PROVIDED INFORMATION:

** Start **

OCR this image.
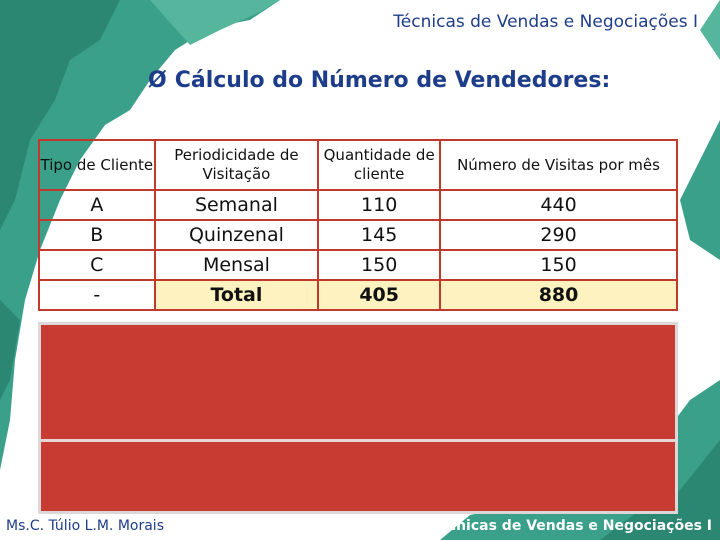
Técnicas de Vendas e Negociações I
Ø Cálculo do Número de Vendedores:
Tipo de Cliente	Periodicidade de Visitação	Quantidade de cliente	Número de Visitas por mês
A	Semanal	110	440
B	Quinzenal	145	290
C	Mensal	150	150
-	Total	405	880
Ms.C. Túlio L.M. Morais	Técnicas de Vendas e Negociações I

** End **
** Start **

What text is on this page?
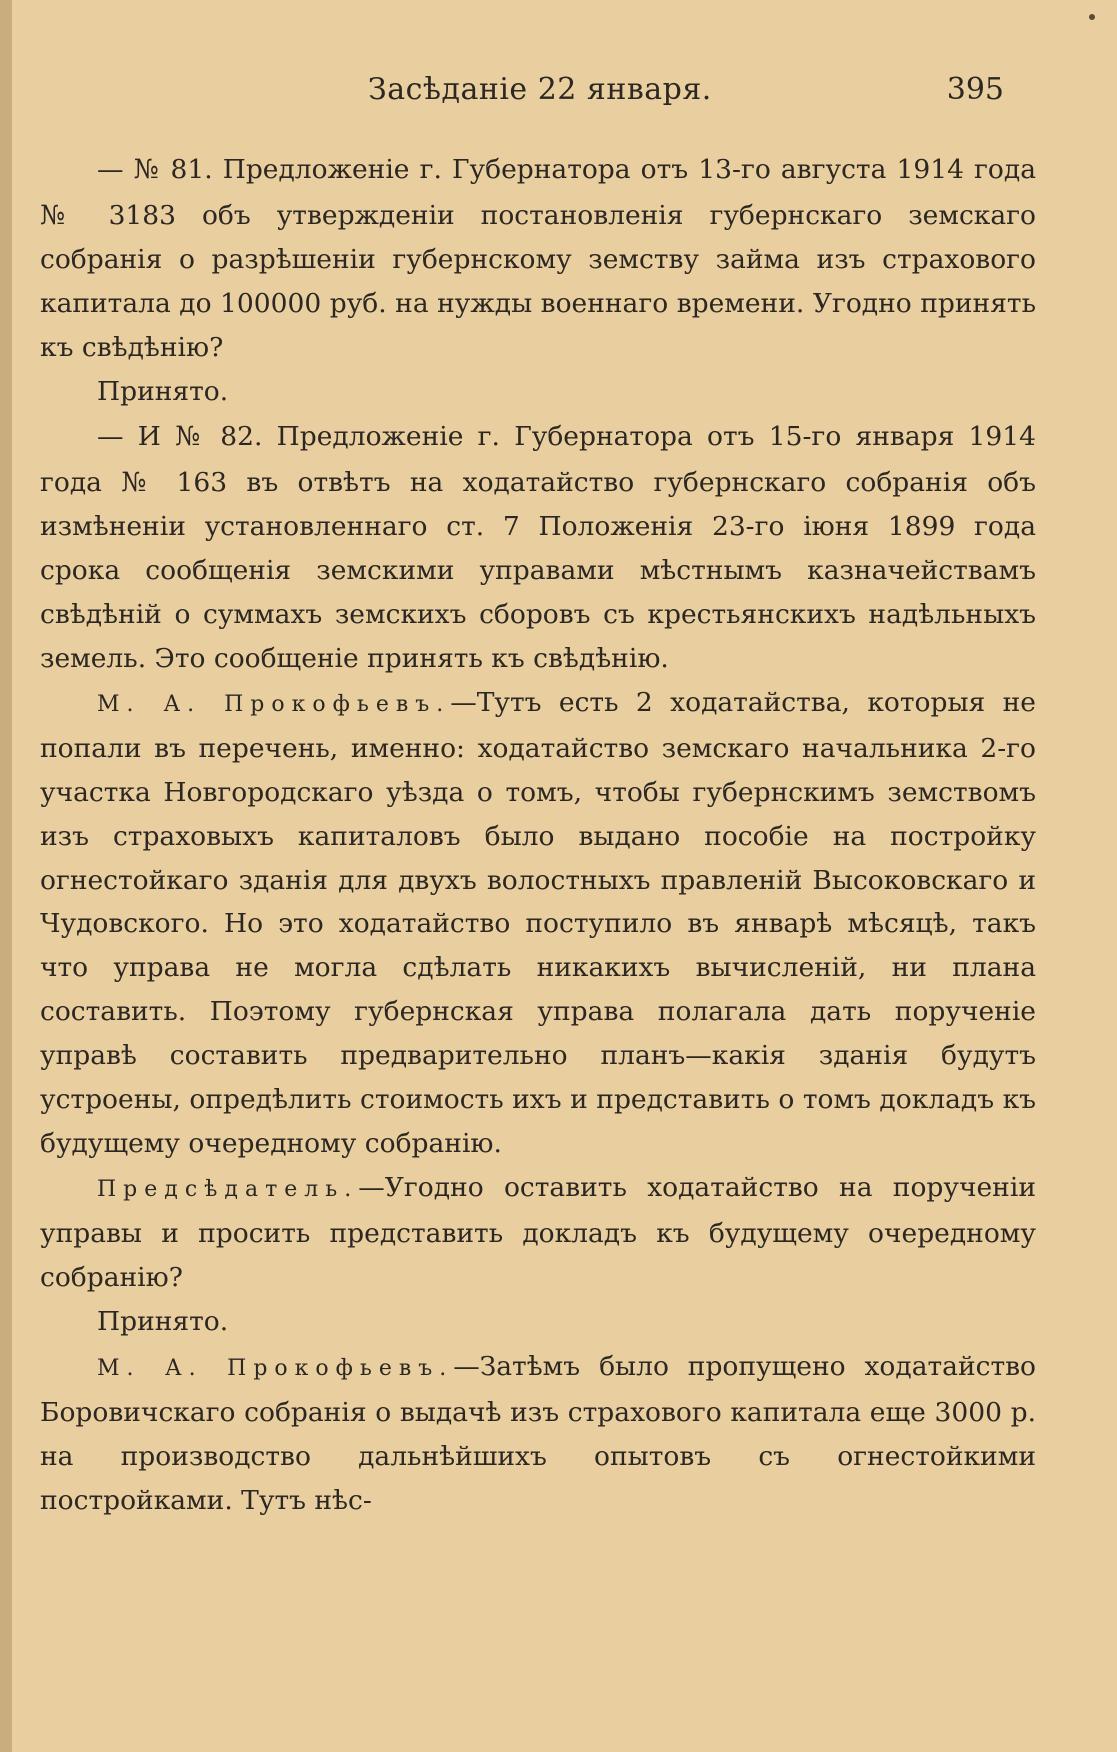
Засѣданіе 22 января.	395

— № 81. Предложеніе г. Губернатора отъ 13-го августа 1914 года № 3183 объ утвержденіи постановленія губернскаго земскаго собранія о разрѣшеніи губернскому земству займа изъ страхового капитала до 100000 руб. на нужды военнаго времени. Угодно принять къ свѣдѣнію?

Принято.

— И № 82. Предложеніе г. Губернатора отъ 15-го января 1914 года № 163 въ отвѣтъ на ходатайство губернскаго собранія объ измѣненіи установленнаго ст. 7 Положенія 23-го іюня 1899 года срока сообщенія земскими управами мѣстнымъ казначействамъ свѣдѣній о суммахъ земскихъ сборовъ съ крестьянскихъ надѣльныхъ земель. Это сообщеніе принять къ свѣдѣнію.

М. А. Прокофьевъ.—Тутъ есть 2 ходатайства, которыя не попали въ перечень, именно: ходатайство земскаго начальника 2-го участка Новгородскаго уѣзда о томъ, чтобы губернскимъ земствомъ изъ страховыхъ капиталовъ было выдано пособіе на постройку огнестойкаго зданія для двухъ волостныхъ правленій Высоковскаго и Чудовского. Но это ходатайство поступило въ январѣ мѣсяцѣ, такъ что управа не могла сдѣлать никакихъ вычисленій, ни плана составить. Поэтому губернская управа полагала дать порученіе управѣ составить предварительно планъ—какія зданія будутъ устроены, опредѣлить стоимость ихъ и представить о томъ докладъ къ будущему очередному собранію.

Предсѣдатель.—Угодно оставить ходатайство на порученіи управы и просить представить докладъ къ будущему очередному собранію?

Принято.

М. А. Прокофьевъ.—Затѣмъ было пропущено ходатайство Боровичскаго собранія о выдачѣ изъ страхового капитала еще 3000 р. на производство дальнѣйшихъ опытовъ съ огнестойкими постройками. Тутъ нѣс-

** End **

Give only the number of lines in the entries that contain "Прокофьевъ".

REPLY TO THE EXERCISE: 2